- [What to produce]:
Every line of the material is to be duplicated precisely.

*** Data for the task ***

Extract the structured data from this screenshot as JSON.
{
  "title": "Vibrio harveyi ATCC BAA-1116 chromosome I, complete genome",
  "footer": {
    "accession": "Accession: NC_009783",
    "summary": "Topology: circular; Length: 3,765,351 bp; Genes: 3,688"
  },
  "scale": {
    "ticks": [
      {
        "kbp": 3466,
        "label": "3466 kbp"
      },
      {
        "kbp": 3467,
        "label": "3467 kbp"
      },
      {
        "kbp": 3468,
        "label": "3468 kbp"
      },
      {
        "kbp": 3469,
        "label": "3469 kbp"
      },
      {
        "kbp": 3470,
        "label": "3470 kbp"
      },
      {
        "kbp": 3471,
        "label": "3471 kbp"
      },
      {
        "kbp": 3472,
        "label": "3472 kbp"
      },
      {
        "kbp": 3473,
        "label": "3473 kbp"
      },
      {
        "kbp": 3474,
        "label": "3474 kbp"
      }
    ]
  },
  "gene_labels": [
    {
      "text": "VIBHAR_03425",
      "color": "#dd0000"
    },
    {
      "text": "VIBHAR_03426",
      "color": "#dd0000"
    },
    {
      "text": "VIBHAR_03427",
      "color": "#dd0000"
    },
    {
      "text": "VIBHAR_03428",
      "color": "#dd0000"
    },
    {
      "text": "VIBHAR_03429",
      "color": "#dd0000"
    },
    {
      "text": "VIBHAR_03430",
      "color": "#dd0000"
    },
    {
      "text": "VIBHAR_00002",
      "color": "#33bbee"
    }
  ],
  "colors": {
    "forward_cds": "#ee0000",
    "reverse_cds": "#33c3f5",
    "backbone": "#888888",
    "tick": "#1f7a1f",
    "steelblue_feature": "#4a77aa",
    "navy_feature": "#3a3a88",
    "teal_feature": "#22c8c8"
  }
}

*** End of Data for the task ***

- [Exercise result]:
Extract the structured data from this screenshot as JSON.
{
  "title": "Vibrio harveyi ATCC BAA-1116 chromosome I, complete genome",
  "footer": {
    "accession": "Accession: NC_009783",
    "summary": "Topology: circular; Length: 3,765,351 bp; Genes: 3,688"
  },
  "scale": {
    "ticks": [
      {
        "kbp": 3466,
        "label": "3466 kbp"
      },
      {
        "kbp": 3467,
        "label": "3467 kbp"
      },
      {
        "kbp": 3468,
        "label": "3468 kbp"
      },
      {
        "kbp": 3469,
        "label": "3469 kbp"
      },
      {
        "kbp": 3470,
        "label": "3470 kbp"
      },
      {
        "kbp": 3471,
        "label": "3471 kbp"
      },
      {
        "kbp": 3472,
        "label": "3472 kbp"
      },
      {
        "kbp": 3473,
        "label": "3473 kbp"
      },
      {
        "kbp": 3474,
        "label": "3474 kbp"
      }
    ]
  },
  "gene_labels": [
    {
      "text": "VIBHAR_03425",
      "color": "#dd0000"
    },
    {
      "text": "VIBHAR_03426",
      "color": "#dd0000"
    },
    {
      "text": "VIBHAR_03427",
      "color": "#dd0000"
    },
    {
      "text": "VIBHAR_03428",
      "color": "#dd0000"
    },
    {
      "text": "VIBHAR_03429",
      "color": "#dd0000"
    },
    {
      "text": "VIBHAR_03430",
      "color": "#dd0000"
    },
    {
      "text": "VIBHAR_00002",
      "color": "#33bbee"
    }
  ],
  "colors": {
    "forward_cds": "#ee0000",
    "reverse_cds": "#33c3f5",
    "backbone": "#888888",
    "tick": "#1f7a1f",
    "steelblue_feature": "#4a77aa",
    "navy_feature": "#3a3a88",
    "teal_feature": "#22c8c8"
  }
}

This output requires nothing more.